*Problem to work on*.
Starting at the line that holds "Decode this image", restate every line word for word up to and including the last one in the listing below, and omit all pictures.

(Figure record listings)

==================================================

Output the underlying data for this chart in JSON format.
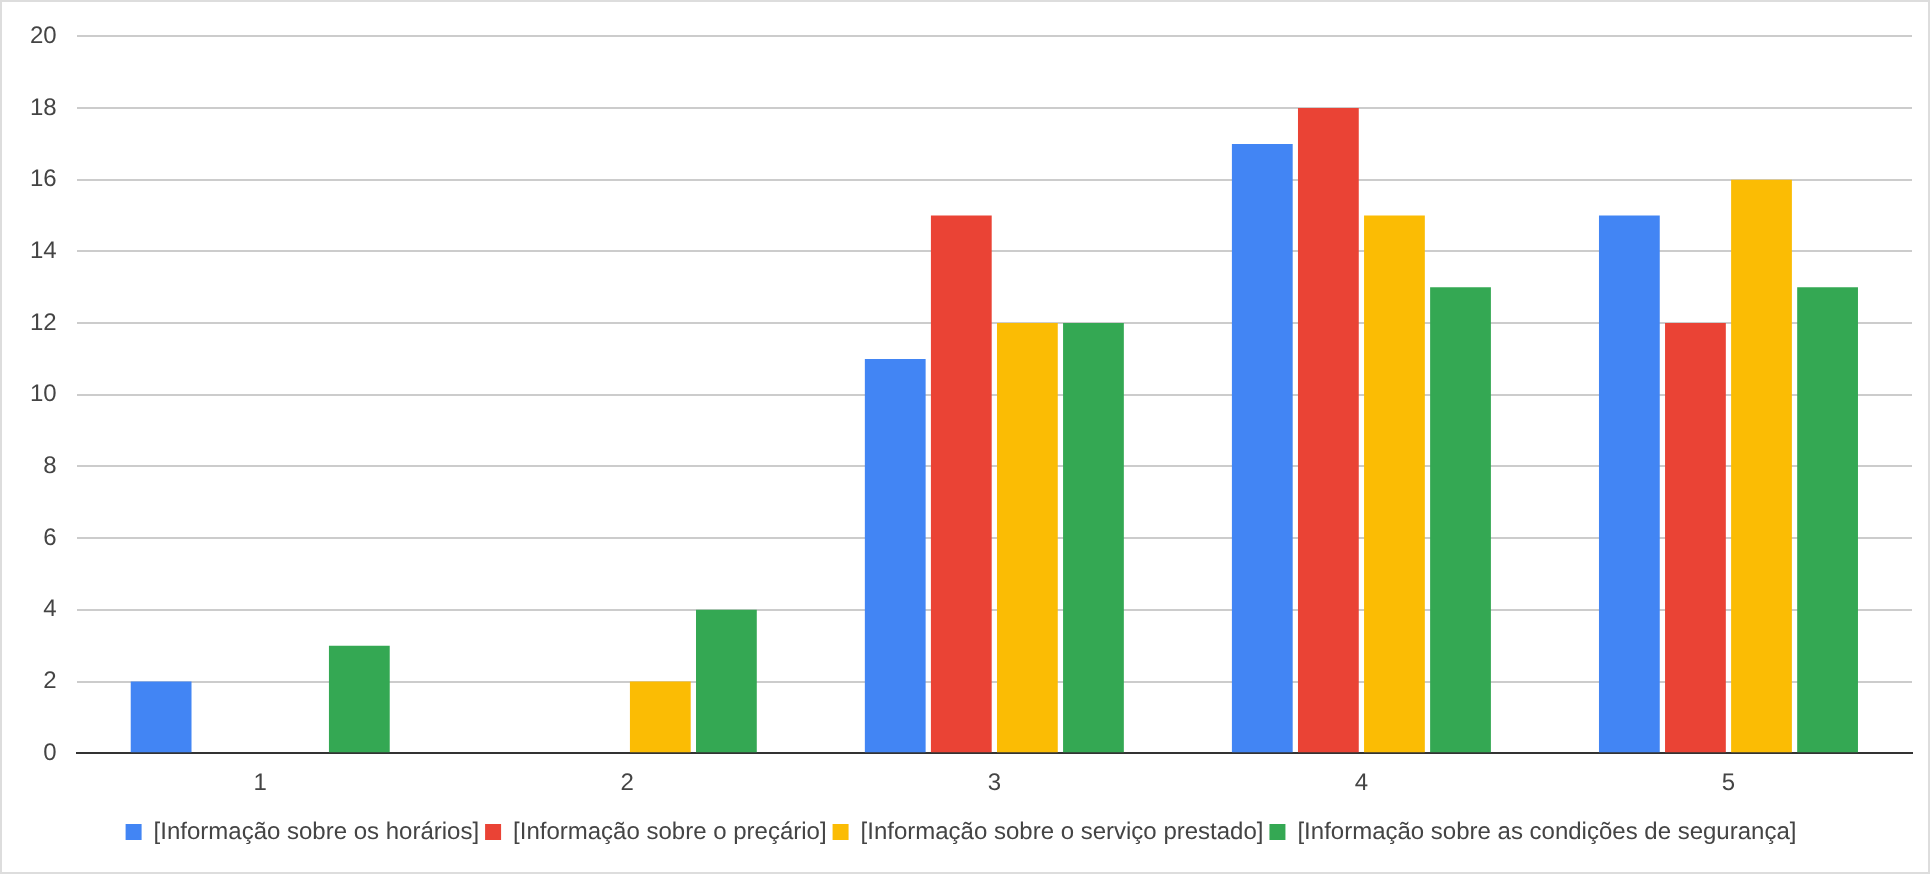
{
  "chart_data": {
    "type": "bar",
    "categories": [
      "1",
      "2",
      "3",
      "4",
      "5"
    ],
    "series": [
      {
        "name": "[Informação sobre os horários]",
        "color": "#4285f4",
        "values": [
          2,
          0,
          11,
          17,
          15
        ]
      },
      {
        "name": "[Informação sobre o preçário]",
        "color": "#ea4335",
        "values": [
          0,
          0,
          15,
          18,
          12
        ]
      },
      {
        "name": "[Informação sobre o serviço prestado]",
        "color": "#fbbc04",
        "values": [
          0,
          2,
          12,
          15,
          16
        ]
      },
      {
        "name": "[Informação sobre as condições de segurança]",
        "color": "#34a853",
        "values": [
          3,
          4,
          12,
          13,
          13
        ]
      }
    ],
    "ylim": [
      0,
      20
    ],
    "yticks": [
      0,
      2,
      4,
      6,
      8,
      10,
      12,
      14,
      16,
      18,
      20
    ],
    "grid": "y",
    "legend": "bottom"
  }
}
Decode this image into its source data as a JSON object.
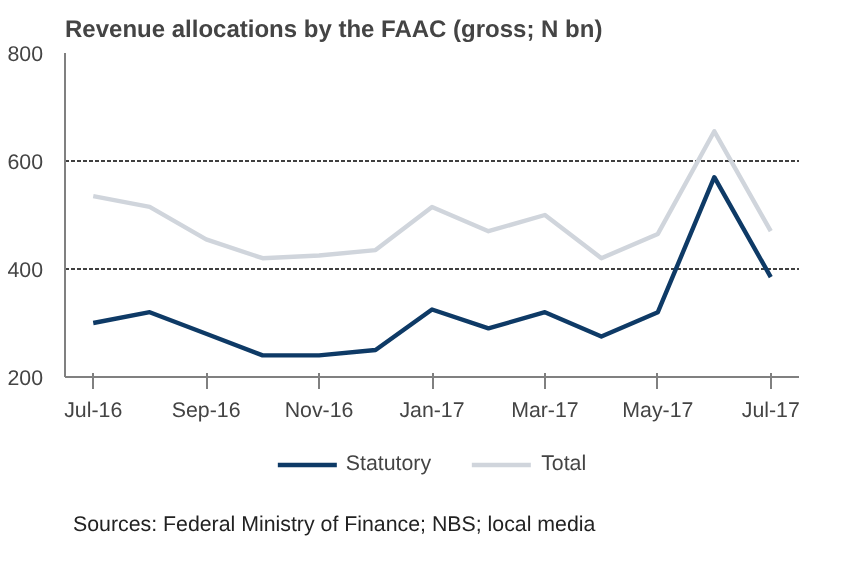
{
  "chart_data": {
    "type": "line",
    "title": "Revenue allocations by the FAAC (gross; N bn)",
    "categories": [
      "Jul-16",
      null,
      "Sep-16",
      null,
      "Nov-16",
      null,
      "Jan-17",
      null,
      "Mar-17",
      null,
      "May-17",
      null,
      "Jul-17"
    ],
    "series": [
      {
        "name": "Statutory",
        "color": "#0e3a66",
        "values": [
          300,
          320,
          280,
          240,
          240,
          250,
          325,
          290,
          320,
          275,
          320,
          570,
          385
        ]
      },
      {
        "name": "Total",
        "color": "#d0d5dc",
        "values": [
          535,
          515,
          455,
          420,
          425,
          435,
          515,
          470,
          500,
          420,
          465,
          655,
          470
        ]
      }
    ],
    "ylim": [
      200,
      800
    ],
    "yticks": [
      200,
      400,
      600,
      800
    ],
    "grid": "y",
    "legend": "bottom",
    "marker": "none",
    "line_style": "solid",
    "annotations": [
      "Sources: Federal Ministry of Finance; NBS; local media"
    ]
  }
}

==================================================

*Exercise output*.
Decode this image into its source data as a JSON object.
{
  "chart_data": {
    "type": "line",
    "title": "Revenue allocations by the FAAC (gross; N bn)",
    "categories": [
      "Jul-16",
      null,
      "Sep-16",
      null,
      "Nov-16",
      null,
      "Jan-17",
      null,
      "Mar-17",
      null,
      "May-17",
      null,
      "Jul-17"
    ],
    "series": [
      {
        "name": "Statutory",
        "color": "#0e3a66",
        "values": [
          300,
          320,
          280,
          240,
          240,
          250,
          325,
          290,
          320,
          275,
          320,
          570,
          385
        ]
      },
      {
        "name": "Total",
        "color": "#d0d5dc",
        "values": [
          535,
          515,
          455,
          420,
          425,
          435,
          515,
          470,
          500,
          420,
          465,
          655,
          470
        ]
      }
    ],
    "ylim": [
      200,
      800
    ],
    "yticks": [
      200,
      400,
      600,
      800
    ],
    "grid": "y",
    "legend": "bottom",
    "marker": "none",
    "line_style": "solid",
    "annotations": [
      "Sources: Federal Ministry of Finance; NBS; local media"
    ]
  }
}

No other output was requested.